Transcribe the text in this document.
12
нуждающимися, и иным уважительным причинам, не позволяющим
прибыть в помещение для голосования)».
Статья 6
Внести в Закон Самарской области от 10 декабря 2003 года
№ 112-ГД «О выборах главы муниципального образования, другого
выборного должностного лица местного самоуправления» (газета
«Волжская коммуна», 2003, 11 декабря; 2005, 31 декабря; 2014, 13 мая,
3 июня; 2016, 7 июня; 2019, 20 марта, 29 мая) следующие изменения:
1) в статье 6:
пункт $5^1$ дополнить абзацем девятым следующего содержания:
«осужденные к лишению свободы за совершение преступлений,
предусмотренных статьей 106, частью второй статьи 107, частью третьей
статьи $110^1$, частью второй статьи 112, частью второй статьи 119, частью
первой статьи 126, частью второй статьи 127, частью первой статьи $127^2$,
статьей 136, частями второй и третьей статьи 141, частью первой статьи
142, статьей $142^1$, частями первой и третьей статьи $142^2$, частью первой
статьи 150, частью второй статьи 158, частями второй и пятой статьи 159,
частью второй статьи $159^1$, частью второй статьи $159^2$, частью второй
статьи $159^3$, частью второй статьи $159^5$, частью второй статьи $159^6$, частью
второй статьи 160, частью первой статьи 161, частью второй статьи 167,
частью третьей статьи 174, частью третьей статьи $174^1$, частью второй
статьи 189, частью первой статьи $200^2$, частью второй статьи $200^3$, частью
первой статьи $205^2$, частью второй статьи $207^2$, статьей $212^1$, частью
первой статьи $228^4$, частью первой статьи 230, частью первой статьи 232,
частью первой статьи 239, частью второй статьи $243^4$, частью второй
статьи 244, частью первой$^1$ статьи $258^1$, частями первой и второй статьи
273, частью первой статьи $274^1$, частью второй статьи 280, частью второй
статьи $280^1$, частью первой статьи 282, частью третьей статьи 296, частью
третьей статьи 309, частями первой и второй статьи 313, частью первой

• Written problem:
Give an exact copy of all the data shown above.

• The result:
Transcribe the text in this document.
12
нуждающимися, и иным уважительным причинам, не позволяющим
прибыть в помещение для голосования)».
Статья 6
Внести в Закон Самарской области от 10 декабря 2003 года
№ 112-ГД «О выборах главы муниципального образования, другого
выборного должностного лица местного самоуправления» (газета
«Волжская коммуна», 2003, 11 декабря; 2005, 31 декабря; 2014, 13 мая,
3 июня; 2016, 7 июня; 2019, 20 марта, 29 мая) следующие изменения:
1) в статье 6:
пункт $5^1$ дополнить абзацем девятым следующего содержания:
«осужденные к лишению свободы за совершение преступлений,
предусмотренных статьей 106, частью второй статьи 107, частью третьей
статьи $110^1$, частью второй статьи 112, частью второй статьи 119, частью
первой статьи 126, частью второй статьи 127, частью первой статьи $127^2$,
статьей 136, частями второй и третьей статьи 141, частью первой статьи
142, статьей $142^1$, частями первой и третьей статьи $142^2$, частью первой
статьи 150, частью второй статьи 158, частями второй и пятой статьи 159,
частью второй статьи $159^1$, частью второй статьи $159^2$, частью второй
статьи $159^3$, частью второй статьи $159^5$, частью второй статьи $159^6$, частью
второй статьи 160, частью первой статьи 161, частью второй статьи 167,
частью третьей статьи 174, частью третьей статьи $174^1$, частью второй
статьи 189, частью первой статьи $200^2$, частью второй статьи $200^3$, частью
первой статьи $205^2$, частью второй статьи $207^2$, статьей $212^1$, частью
первой статьи $228^4$, частью первой статьи 230, частью первой статьи 232,
частью первой статьи 239, частью второй статьи $243^4$, частью второй
статьи 244, частью первой$^1$ статьи $258^1$, частями первой и второй статьи
273, частью первой статьи $274^1$, частью второй статьи 280, частью второй
статьи $280^1$, частью первой статьи 282, частью третьей статьи 296, частью
третьей статьи 309, частями первой и второй статьи 313, частью первой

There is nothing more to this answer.